• _Excerpted data_
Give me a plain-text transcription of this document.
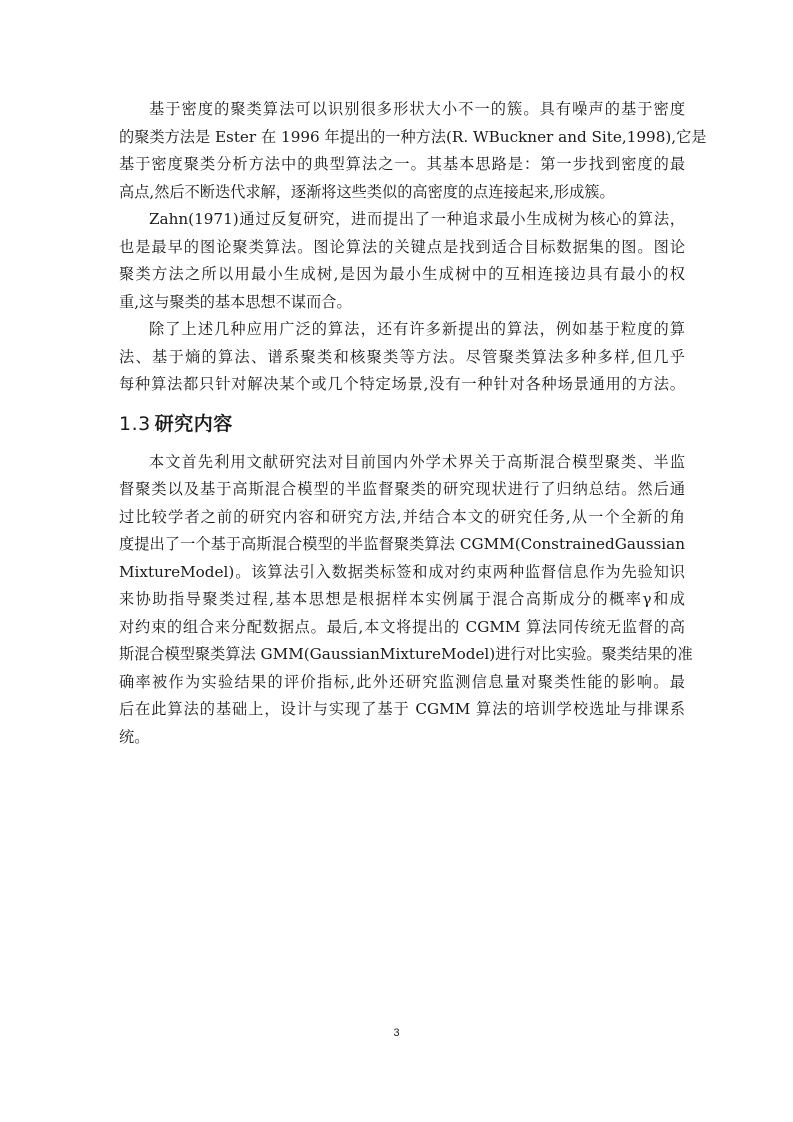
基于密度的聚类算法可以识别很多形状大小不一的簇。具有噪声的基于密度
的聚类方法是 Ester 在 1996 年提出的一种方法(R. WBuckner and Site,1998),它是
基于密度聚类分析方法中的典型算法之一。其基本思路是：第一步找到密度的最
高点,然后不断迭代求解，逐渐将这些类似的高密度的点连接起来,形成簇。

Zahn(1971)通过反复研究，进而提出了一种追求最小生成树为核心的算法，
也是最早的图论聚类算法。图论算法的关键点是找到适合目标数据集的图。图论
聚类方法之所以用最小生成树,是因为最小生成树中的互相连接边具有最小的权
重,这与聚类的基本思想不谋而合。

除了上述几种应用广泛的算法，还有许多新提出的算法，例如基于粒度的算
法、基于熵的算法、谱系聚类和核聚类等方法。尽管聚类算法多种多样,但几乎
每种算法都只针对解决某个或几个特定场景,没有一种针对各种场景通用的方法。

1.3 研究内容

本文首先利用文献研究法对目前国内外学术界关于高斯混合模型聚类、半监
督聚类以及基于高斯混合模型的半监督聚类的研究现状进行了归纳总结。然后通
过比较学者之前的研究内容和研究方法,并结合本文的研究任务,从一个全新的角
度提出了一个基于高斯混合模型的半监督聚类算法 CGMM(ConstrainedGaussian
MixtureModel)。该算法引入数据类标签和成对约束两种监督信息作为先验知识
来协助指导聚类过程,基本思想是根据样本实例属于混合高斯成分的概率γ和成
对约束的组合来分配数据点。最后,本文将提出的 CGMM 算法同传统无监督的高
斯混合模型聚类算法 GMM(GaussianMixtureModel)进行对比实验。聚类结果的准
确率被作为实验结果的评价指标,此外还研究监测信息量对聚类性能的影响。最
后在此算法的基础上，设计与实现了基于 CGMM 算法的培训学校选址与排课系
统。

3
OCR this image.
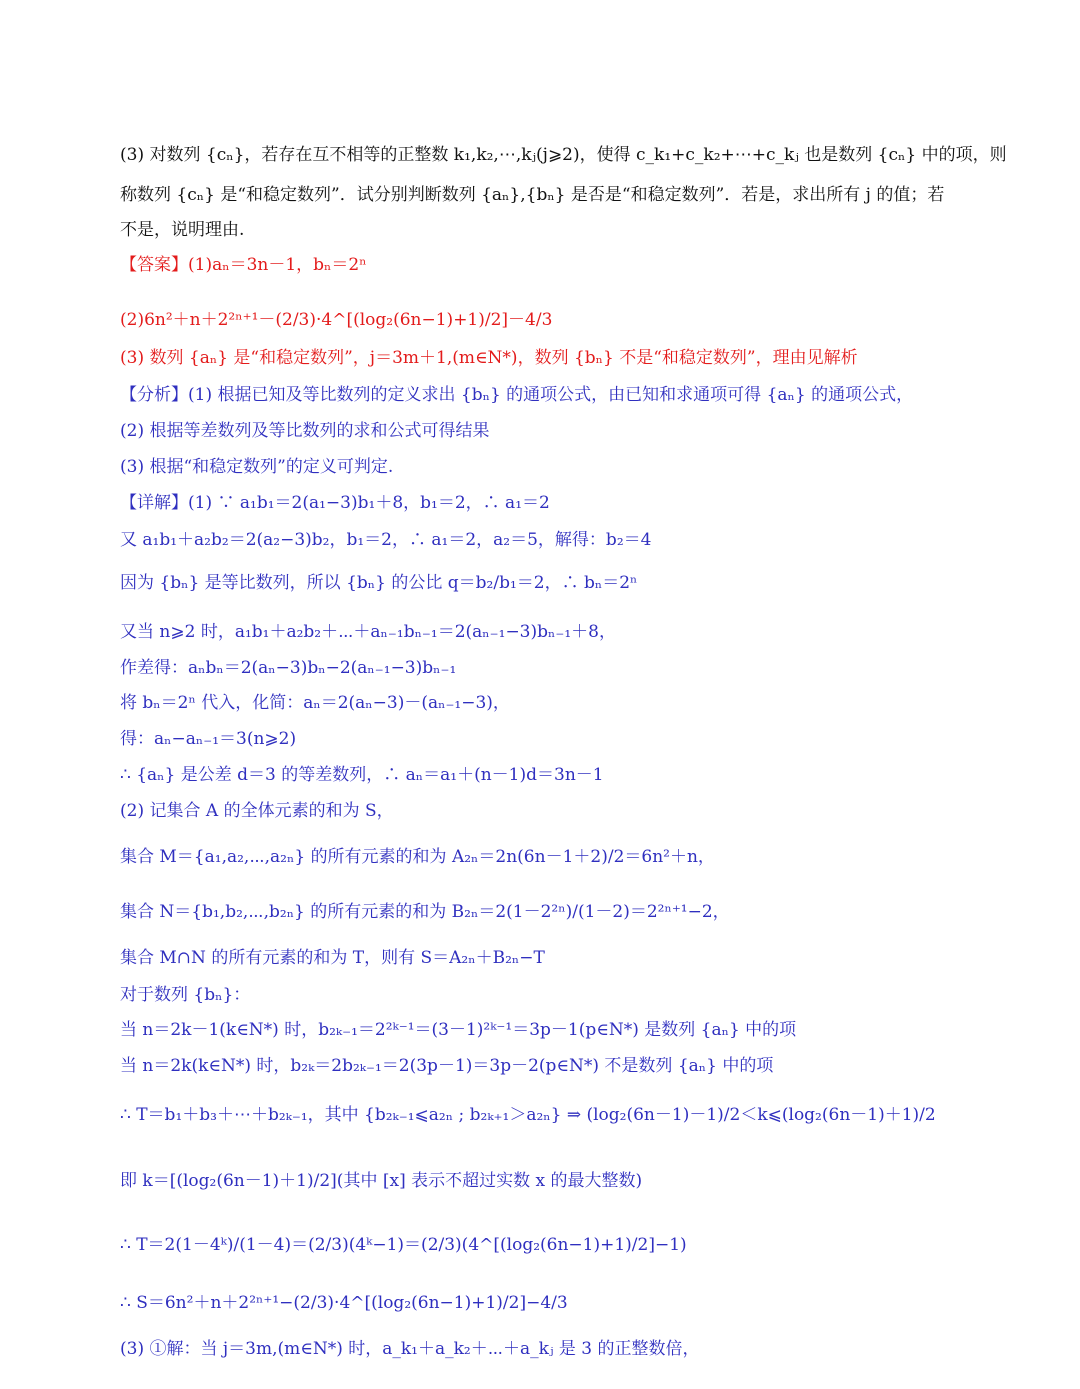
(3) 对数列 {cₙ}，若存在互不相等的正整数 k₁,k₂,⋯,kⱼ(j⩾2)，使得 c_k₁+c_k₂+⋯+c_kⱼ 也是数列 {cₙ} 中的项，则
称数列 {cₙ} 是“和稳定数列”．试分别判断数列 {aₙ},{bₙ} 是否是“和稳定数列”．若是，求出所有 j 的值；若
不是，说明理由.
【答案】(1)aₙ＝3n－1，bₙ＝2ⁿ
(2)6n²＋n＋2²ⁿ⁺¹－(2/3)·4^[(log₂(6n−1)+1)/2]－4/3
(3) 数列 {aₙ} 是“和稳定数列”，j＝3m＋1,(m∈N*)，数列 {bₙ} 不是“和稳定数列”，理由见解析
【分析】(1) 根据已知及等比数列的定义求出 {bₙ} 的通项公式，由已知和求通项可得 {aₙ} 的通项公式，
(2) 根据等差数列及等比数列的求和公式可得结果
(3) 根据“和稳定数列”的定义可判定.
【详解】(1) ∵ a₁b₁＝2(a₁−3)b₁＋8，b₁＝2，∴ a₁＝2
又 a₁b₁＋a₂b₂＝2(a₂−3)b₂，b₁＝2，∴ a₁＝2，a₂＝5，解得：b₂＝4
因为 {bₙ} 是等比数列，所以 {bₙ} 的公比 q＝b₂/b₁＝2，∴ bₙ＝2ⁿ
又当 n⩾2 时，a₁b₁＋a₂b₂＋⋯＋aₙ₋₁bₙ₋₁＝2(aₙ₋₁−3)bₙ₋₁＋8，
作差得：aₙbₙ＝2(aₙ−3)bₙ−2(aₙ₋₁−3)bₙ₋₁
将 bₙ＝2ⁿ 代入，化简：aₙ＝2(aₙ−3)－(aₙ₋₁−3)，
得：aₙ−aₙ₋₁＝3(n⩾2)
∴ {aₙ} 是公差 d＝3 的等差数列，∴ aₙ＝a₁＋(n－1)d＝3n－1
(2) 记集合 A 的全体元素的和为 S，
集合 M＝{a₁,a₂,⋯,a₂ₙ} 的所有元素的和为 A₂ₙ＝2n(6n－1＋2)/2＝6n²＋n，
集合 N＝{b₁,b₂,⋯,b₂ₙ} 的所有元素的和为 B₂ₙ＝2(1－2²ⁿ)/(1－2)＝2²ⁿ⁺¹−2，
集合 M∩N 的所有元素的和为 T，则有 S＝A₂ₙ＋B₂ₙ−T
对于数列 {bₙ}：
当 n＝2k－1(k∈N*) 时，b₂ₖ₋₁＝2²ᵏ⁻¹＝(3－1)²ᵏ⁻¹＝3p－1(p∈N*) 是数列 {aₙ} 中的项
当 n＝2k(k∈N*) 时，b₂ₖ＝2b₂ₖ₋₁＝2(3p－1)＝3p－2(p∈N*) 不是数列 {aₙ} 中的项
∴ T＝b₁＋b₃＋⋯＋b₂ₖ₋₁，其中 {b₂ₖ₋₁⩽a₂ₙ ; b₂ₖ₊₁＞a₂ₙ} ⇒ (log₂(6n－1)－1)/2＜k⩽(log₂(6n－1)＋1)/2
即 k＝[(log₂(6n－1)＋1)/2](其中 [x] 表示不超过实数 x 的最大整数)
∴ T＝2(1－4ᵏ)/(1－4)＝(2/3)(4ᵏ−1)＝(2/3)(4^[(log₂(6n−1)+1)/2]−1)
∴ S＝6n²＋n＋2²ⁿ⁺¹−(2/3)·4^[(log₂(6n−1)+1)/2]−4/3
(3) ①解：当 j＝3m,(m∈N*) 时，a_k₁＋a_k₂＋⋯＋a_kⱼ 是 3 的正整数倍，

• _Brief_
Each entry above should be reproduced exactly, with the pictures removed.

• _Completed task_
Give me a plain-text transcription of this document.
基于密度的聚类算法可以识别很多形状大小不一的簇。具有噪声的基于密度
的聚类方法是 Ester 在 1996 年提出的一种方法(R. WBuckner and Site,1998),它是
基于密度聚类分析方法中的典型算法之一。其基本思路是：第一步找到密度的最
高点,然后不断迭代求解，逐渐将这些类似的高密度的点连接起来,形成簇。

Zahn(1971)通过反复研究，进而提出了一种追求最小生成树为核心的算法，
也是最早的图论聚类算法。图论算法的关键点是找到适合目标数据集的图。图论
聚类方法之所以用最小生成树,是因为最小生成树中的互相连接边具有最小的权
重,这与聚类的基本思想不谋而合。

除了上述几种应用广泛的算法，还有许多新提出的算法，例如基于粒度的算
法、基于熵的算法、谱系聚类和核聚类等方法。尽管聚类算法多种多样,但几乎
每种算法都只针对解决某个或几个特定场景,没有一种针对各种场景通用的方法。

1.3 研究内容

本文首先利用文献研究法对目前国内外学术界关于高斯混合模型聚类、半监
督聚类以及基于高斯混合模型的半监督聚类的研究现状进行了归纳总结。然后通
过比较学者之前的研究内容和研究方法,并结合本文的研究任务,从一个全新的角
度提出了一个基于高斯混合模型的半监督聚类算法 CGMM(ConstrainedGaussian
MixtureModel)。该算法引入数据类标签和成对约束两种监督信息作为先验知识
来协助指导聚类过程,基本思想是根据样本实例属于混合高斯成分的概率γ和成
对约束的组合来分配数据点。最后,本文将提出的 CGMM 算法同传统无监督的高
斯混合模型聚类算法 GMM(GaussianMixtureModel)进行对比实验。聚类结果的准
确率被作为实验结果的评价指标,此外还研究监测信息量对聚类性能的影响。最
后在此算法的基础上，设计与实现了基于 CGMM 算法的培训学校选址与排课系
统。

3
OCR this image.
(3) 对数列 {cₙ}，若存在互不相等的正整数 k₁,k₂,⋯,kⱼ(j⩾2)，使得 c_k₁+c_k₂+⋯+c_kⱼ 也是数列 {cₙ} 中的项，则
称数列 {cₙ} 是“和稳定数列”．试分别判断数列 {aₙ},{bₙ} 是否是“和稳定数列”．若是，求出所有 j 的值；若
不是，说明理由.
【答案】(1)aₙ＝3n－1，bₙ＝2ⁿ
(2)6n²＋n＋2²ⁿ⁺¹－(2/3)·4^[(log₂(6n−1)+1)/2]－4/3
(3) 数列 {aₙ} 是“和稳定数列”，j＝3m＋1,(m∈N*)，数列 {bₙ} 不是“和稳定数列”，理由见解析
【分析】(1) 根据已知及等比数列的定义求出 {bₙ} 的通项公式，由已知和求通项可得 {aₙ} 的通项公式，
(2) 根据等差数列及等比数列的求和公式可得结果
(3) 根据“和稳定数列”的定义可判定.
【详解】(1) ∵ a₁b₁＝2(a₁−3)b₁＋8，b₁＝2，∴ a₁＝2
又 a₁b₁＋a₂b₂＝2(a₂−3)b₂，b₁＝2，∴ a₁＝2，a₂＝5，解得：b₂＝4
因为 {bₙ} 是等比数列，所以 {bₙ} 的公比 q＝b₂/b₁＝2，∴ bₙ＝2ⁿ
又当 n⩾2 时，a₁b₁＋a₂b₂＋⋯＋aₙ₋₁bₙ₋₁＝2(aₙ₋₁−3)bₙ₋₁＋8，
作差得：aₙbₙ＝2(aₙ−3)bₙ−2(aₙ₋₁−3)bₙ₋₁
将 bₙ＝2ⁿ 代入，化简：aₙ＝2(aₙ−3)－(aₙ₋₁−3)，
得：aₙ−aₙ₋₁＝3(n⩾2)
∴ {aₙ} 是公差 d＝3 的等差数列，∴ aₙ＝a₁＋(n－1)d＝3n－1
(2) 记集合 A 的全体元素的和为 S，
集合 M＝{a₁,a₂,⋯,a₂ₙ} 的所有元素的和为 A₂ₙ＝2n(6n－1＋2)/2＝6n²＋n，
集合 N＝{b₁,b₂,⋯,b₂ₙ} 的所有元素的和为 B₂ₙ＝2(1－2²ⁿ)/(1－2)＝2²ⁿ⁺¹−2，
集合 M∩N 的所有元素的和为 T，则有 S＝A₂ₙ＋B₂ₙ−T
对于数列 {bₙ}：
当 n＝2k－1(k∈N*) 时，b₂ₖ₋₁＝2²ᵏ⁻¹＝(3－1)²ᵏ⁻¹＝3p－1(p∈N*) 是数列 {aₙ} 中的项
当 n＝2k(k∈N*) 时，b₂ₖ＝2b₂ₖ₋₁＝2(3p－1)＝3p－2(p∈N*) 不是数列 {aₙ} 中的项
∴ T＝b₁＋b₃＋⋯＋b₂ₖ₋₁，其中 {b₂ₖ₋₁⩽a₂ₙ ; b₂ₖ₊₁＞a₂ₙ} ⇒ (log₂(6n－1)－1)/2＜k⩽(log₂(6n－1)＋1)/2
即 k＝[(log₂(6n－1)＋1)/2](其中 [x] 表示不超过实数 x 的最大整数)
∴ T＝2(1－4ᵏ)/(1－4)＝(2/3)(4ᵏ−1)＝(2/3)(4^[(log₂(6n−1)+1)/2]−1)
∴ S＝6n²＋n＋2²ⁿ⁺¹−(2/3)·4^[(log₂(6n−1)+1)/2]−4/3
(3) ①解：当 j＝3m,(m∈N*) 时，a_k₁＋a_k₂＋⋯＋a_kⱼ 是 3 的正整数倍，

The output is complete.